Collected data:

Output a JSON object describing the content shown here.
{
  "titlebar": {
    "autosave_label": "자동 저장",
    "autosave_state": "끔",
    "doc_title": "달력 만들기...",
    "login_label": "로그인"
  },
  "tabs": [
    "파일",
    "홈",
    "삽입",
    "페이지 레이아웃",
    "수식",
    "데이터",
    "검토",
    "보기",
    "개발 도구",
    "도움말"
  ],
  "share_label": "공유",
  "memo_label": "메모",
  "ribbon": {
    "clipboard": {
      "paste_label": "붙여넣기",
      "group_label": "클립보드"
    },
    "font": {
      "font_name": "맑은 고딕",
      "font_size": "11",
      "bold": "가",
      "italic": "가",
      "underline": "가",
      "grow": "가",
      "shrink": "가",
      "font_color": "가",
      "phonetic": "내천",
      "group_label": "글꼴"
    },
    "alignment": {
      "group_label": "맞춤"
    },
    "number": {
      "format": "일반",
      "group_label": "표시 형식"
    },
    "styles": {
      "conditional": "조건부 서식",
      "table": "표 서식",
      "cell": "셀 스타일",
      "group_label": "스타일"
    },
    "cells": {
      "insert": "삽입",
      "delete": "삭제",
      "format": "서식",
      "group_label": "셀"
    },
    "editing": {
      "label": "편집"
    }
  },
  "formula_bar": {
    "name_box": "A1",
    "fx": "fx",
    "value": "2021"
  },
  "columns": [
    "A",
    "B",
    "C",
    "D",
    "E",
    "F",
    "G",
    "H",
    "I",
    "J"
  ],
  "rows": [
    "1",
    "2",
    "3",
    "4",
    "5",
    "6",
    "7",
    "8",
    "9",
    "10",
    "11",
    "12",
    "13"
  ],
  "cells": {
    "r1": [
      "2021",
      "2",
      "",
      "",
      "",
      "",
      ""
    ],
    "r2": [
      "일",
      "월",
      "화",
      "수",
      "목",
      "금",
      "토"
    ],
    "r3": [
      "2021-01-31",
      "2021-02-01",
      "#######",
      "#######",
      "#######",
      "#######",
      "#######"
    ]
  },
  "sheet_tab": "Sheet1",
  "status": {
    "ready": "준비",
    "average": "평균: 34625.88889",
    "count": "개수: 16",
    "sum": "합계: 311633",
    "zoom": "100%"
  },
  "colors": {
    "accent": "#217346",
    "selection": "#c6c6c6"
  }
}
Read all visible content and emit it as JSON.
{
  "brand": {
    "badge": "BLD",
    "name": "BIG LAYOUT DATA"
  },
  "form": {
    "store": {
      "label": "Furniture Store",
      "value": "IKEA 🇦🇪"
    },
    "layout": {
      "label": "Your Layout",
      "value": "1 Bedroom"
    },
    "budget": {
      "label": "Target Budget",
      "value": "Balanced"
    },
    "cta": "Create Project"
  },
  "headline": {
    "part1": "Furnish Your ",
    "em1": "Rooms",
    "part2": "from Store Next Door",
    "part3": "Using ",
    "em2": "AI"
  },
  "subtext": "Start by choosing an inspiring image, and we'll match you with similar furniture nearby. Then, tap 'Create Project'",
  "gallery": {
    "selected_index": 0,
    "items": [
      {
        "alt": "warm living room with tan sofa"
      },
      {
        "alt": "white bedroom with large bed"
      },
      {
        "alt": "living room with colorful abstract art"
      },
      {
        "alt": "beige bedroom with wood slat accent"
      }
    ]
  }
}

Exercise -
Return each line of the records above exactly as it reads.

Correct answer -
Output a JSON object describing the content shown here.
{
  "titlebar": {
    "autosave_label": "자동 저장",
    "autosave_state": "끔",
    "doc_title": "달력 만들기...",
    "login_label": "로그인"
  },
  "tabs": [
    "파일",
    "홈",
    "삽입",
    "페이지 레이아웃",
    "수식",
    "데이터",
    "검토",
    "보기",
    "개발 도구",
    "도움말"
  ],
  "share_label": "공유",
  "memo_label": "메모",
  "ribbon": {
    "clipboard": {
      "paste_label": "붙여넣기",
      "group_label": "클립보드"
    },
    "font": {
      "font_name": "맑은 고딕",
      "font_size": "11",
      "bold": "가",
      "italic": "가",
      "underline": "가",
      "grow": "가",
      "shrink": "가",
      "font_color": "가",
      "phonetic": "내천",
      "group_label": "글꼴"
    },
    "alignment": {
      "group_label": "맞춤"
    },
    "number": {
      "format": "일반",
      "group_label": "표시 형식"
    },
    "styles": {
      "conditional": "조건부 서식",
      "table": "표 서식",
      "cell": "셀 스타일",
      "group_label": "스타일"
    },
    "cells": {
      "insert": "삽입",
      "delete": "삭제",
      "format": "서식",
      "group_label": "셀"
    },
    "editing": {
      "label": "편집"
    }
  },
  "formula_bar": {
    "name_box": "A1",
    "fx": "fx",
    "value": "2021"
  },
  "columns": [
    "A",
    "B",
    "C",
    "D",
    "E",
    "F",
    "G",
    "H",
    "I",
    "J"
  ],
  "rows": [
    "1",
    "2",
    "3",
    "4",
    "5",
    "6",
    "7",
    "8",
    "9",
    "10",
    "11",
    "12",
    "13"
  ],
  "cells": {
    "r1": [
      "2021",
      "2",
      "",
      "",
      "",
      "",
      ""
    ],
    "r2": [
      "일",
      "월",
      "화",
      "수",
      "목",
      "금",
      "토"
    ],
    "r3": [
      "2021-01-31",
      "2021-02-01",
      "#######",
      "#######",
      "#######",
      "#######",
      "#######"
    ]
  },
  "sheet_tab": "Sheet1",
  "status": {
    "ready": "준비",
    "average": "평균: 34625.88889",
    "count": "개수: 16",
    "sum": "합계: 311633",
    "zoom": "100%"
  },
  "colors": {
    "accent": "#217346",
    "selection": "#c6c6c6"
  }
}
Read all visible content and emit it as JSON.
{
  "brand": {
    "badge": "BLD",
    "name": "BIG LAYOUT DATA"
  },
  "form": {
    "store": {
      "label": "Furniture Store",
      "value": "IKEA 🇦🇪"
    },
    "layout": {
      "label": "Your Layout",
      "value": "1 Bedroom"
    },
    "budget": {
      "label": "Target Budget",
      "value": "Balanced"
    },
    "cta": "Create Project"
  },
  "headline": {
    "part1": "Furnish Your ",
    "em1": "Rooms",
    "part2": "from Store Next Door",
    "part3": "Using ",
    "em2": "AI"
  },
  "subtext": "Start by choosing an inspiring image, and we'll match you with similar furniture nearby. Then, tap 'Create Project'",
  "gallery": {
    "selected_index": 0,
    "items": [
      {
        "alt": "warm living room with tan sofa"
      },
      {
        "alt": "white bedroom with large bed"
      },
      {
        "alt": "living room with colorful abstract art"
      },
      {
        "alt": "beige bedroom with wood slat accent"
      }
    ]
  }
}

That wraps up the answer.